# Start of Recorded information

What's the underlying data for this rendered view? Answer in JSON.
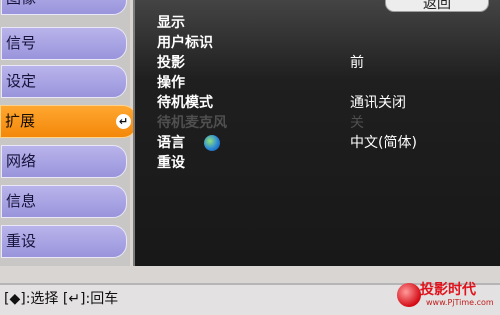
{
  "nav": {
    "items": [
      {
        "label": "图像"
      },
      {
        "label": "信号"
      },
      {
        "label": "设定"
      },
      {
        "label": "扩展",
        "active": true
      },
      {
        "label": "网络"
      },
      {
        "label": "信息"
      },
      {
        "label": "重设"
      }
    ],
    "enter_symbol": "↵"
  },
  "panel": {
    "back_label": "返回",
    "rows": [
      {
        "label": "显示",
        "value": ""
      },
      {
        "label": "用户标识",
        "value": ""
      },
      {
        "label": "投影",
        "value": "前"
      },
      {
        "label": "操作",
        "value": ""
      },
      {
        "label": "待机模式",
        "value": "通讯关闭"
      },
      {
        "label": "待机麦克风",
        "value": "关",
        "disabled": true
      },
      {
        "label": "语言",
        "value": "中文(简体)",
        "icon": "globe-icon"
      },
      {
        "label": "重设",
        "value": ""
      }
    ]
  },
  "help": {
    "text": "[◆]:选择 [↵]:回车"
  },
  "watermark": {
    "name": "投影时代",
    "site": "www.PjTime.com"
  },
  "colors": {
    "nav_item": "#a7a2e2",
    "nav_active": "#f79a1c",
    "panel_bg": "#1c1c1c"
  }
}
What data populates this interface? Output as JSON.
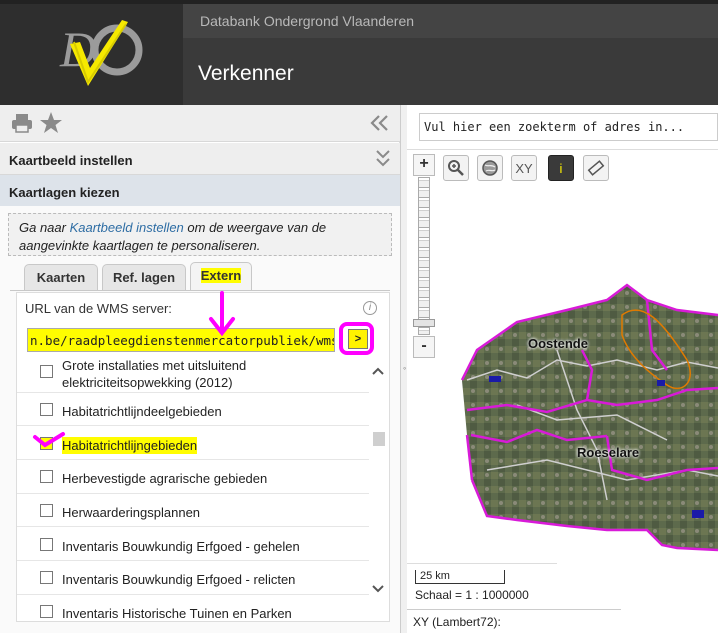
{
  "header": {
    "subtitle": "Databank Ondergrond Vlaanderen",
    "title": "Verkenner",
    "logo_text": "DOV"
  },
  "toolbar": {
    "print_icon": "printer-icon",
    "favorite_icon": "star-icon",
    "collapse_icon": "double-chevron-left-icon"
  },
  "accordion": {
    "section1": "Kaartbeeld instellen",
    "section2": "Kaartlagen kiezen"
  },
  "info": {
    "prefix": "Ga naar ",
    "link": "Kaartbeeld instellen",
    "suffix": " om de weergave van de aangevinkte kaartlagen te personaliseren."
  },
  "tabs": [
    {
      "label": "Kaarten"
    },
    {
      "label": "Ref. lagen"
    },
    {
      "label": "Extern"
    }
  ],
  "wms": {
    "label": "URL van de WMS server:",
    "url": "n.be/raadpleegdienstenmercatorpubliek/wms?",
    "go_label": ">"
  },
  "layers": [
    {
      "label": "Grote installaties met uitsluitend elektriciteitsopwekking (2012)"
    },
    {
      "label": "Habitatrichtlijndeelgebieden"
    },
    {
      "label": "Habitatrichtlijngebieden"
    },
    {
      "label": "Herbevestigde agrarische gebieden"
    },
    {
      "label": "Herwaarderingsplannen"
    },
    {
      "label": "Inventaris Bouwkundig Erfgoed - gehelen"
    },
    {
      "label": "Inventaris Bouwkundig Erfgoed - relicten"
    },
    {
      "label": "Inventaris Historische Tuinen en Parken"
    }
  ],
  "map": {
    "search_placeholder": "Vul hier een zoekterm of adres in...",
    "zoom_in": "+",
    "zoom_out": "-",
    "tools": [
      "zoom-box-icon",
      "globe-icon",
      "XY",
      "i",
      "ruler-icon"
    ],
    "xy_label": "XY",
    "info_label": "i",
    "cities": [
      "Oostende",
      "Roeselare"
    ],
    "scale_bar": "25 km",
    "scale_text": "Schaal = 1 : 1000000",
    "coord_text": "XY (Lambert72):"
  },
  "colors": {
    "brand_yellow": "#fff200",
    "highlight_magenta": "#ff00ff",
    "header_dark": "#3a3a3a",
    "boundary": "#d81ad8"
  }
}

# End of Recorded information

Given problem.
Your task is to set down the records shown above exactly, minus any pictures.

Written answer.
What's the underlying data for this rendered view? Answer in JSON.
{
  "nav": {
    "items": [
      {
        "label": "图像"
      },
      {
        "label": "信号"
      },
      {
        "label": "设定"
      },
      {
        "label": "扩展",
        "active": true
      },
      {
        "label": "网络"
      },
      {
        "label": "信息"
      },
      {
        "label": "重设"
      }
    ],
    "enter_symbol": "↵"
  },
  "panel": {
    "back_label": "返回",
    "rows": [
      {
        "label": "显示",
        "value": ""
      },
      {
        "label": "用户标识",
        "value": ""
      },
      {
        "label": "投影",
        "value": "前"
      },
      {
        "label": "操作",
        "value": ""
      },
      {
        "label": "待机模式",
        "value": "通讯关闭"
      },
      {
        "label": "待机麦克风",
        "value": "关",
        "disabled": true
      },
      {
        "label": "语言",
        "value": "中文(简体)",
        "icon": "globe-icon"
      },
      {
        "label": "重设",
        "value": ""
      }
    ]
  },
  "help": {
    "text": "[◆]:选择 [↵]:回车"
  },
  "watermark": {
    "name": "投影时代",
    "site": "www.PjTime.com"
  },
  "colors": {
    "nav_item": "#a7a2e2",
    "nav_active": "#f79a1c",
    "panel_bg": "#1c1c1c"
  }
}
What data populates this interface? Output as JSON.
{
  "header": {
    "subtitle": "Databank Ondergrond Vlaanderen",
    "title": "Verkenner",
    "logo_text": "DOV"
  },
  "toolbar": {
    "print_icon": "printer-icon",
    "favorite_icon": "star-icon",
    "collapse_icon": "double-chevron-left-icon"
  },
  "accordion": {
    "section1": "Kaartbeeld instellen",
    "section2": "Kaartlagen kiezen"
  },
  "info": {
    "prefix": "Ga naar ",
    "link": "Kaartbeeld instellen",
    "suffix": " om de weergave van de aangevinkte kaartlagen te personaliseren."
  },
  "tabs": [
    {
      "label": "Kaarten"
    },
    {
      "label": "Ref. lagen"
    },
    {
      "label": "Extern"
    }
  ],
  "wms": {
    "label": "URL van de WMS server:",
    "url": "n.be/raadpleegdienstenmercatorpubliek/wms?",
    "go_label": ">"
  },
  "layers": [
    {
      "label": "Grote installaties met uitsluitend elektriciteitsopwekking (2012)"
    },
    {
      "label": "Habitatrichtlijndeelgebieden"
    },
    {
      "label": "Habitatrichtlijngebieden"
    },
    {
      "label": "Herbevestigde agrarische gebieden"
    },
    {
      "label": "Herwaarderingsplannen"
    },
    {
      "label": "Inventaris Bouwkundig Erfgoed - gehelen"
    },
    {
      "label": "Inventaris Bouwkundig Erfgoed - relicten"
    },
    {
      "label": "Inventaris Historische Tuinen en Parken"
    }
  ],
  "map": {
    "search_placeholder": "Vul hier een zoekterm of adres in...",
    "zoom_in": "+",
    "zoom_out": "-",
    "tools": [
      "zoom-box-icon",
      "globe-icon",
      "XY",
      "i",
      "ruler-icon"
    ],
    "xy_label": "XY",
    "info_label": "i",
    "cities": [
      "Oostende",
      "Roeselare"
    ],
    "scale_bar": "25 km",
    "scale_text": "Schaal = 1 : 1000000",
    "coord_text": "XY (Lambert72):"
  },
  "colors": {
    "brand_yellow": "#fff200",
    "highlight_magenta": "#ff00ff",
    "header_dark": "#3a3a3a",
    "boundary": "#d81ad8"
  }
}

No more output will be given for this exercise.